**Short exercise**. From the material below, list every line containing "that".

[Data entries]
** Begin **
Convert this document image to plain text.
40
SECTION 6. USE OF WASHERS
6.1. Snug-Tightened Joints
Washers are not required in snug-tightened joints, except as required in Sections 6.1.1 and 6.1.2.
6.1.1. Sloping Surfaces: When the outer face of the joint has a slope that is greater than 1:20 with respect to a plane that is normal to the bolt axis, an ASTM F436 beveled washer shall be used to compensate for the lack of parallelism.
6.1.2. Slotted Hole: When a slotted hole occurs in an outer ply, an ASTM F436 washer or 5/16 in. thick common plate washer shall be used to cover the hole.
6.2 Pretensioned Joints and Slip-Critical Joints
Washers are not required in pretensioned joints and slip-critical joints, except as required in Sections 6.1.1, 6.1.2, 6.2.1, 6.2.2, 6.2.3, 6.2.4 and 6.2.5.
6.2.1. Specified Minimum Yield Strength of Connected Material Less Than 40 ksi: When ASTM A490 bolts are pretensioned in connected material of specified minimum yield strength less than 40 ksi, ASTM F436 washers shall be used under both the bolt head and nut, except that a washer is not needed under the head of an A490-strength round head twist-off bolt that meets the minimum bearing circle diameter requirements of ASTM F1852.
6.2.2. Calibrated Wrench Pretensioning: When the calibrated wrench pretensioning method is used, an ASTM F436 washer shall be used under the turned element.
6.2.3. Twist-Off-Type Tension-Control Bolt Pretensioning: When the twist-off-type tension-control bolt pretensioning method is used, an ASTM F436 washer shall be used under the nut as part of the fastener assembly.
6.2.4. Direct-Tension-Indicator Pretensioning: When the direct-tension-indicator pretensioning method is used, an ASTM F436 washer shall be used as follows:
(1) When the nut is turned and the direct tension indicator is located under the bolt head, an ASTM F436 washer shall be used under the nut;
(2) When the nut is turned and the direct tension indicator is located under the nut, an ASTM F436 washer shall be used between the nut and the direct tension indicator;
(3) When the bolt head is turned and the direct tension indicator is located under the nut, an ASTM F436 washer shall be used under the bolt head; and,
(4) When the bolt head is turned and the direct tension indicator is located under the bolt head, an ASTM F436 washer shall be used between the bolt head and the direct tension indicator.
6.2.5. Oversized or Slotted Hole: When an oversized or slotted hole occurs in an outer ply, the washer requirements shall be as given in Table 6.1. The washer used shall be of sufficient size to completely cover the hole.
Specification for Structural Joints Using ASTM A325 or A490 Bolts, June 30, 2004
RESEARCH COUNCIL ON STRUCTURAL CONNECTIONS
** End **
**Answer to the task**.
6.1.1. Sloping Surfaces: When the outer face of the joint has a slope that is greater than 1:20 with respect to a plane that is normal to the bolt axis, an ASTM F436 beveled washer shall be used to compensate for the lack of parallelism.
6.2.1. Specified Minimum Yield Strength of Connected Material Less Than 40 ksi: When ASTM A490 bolts are pretensioned in connected material of specified minimum yield strength less than 40 ksi, ASTM F436 washers shall be used under both the bolt head and nut, except that a washer is not needed under the head of an A490-strength round head twist-off bolt that meets the minimum bearing circle diameter requirements of ASTM F1852.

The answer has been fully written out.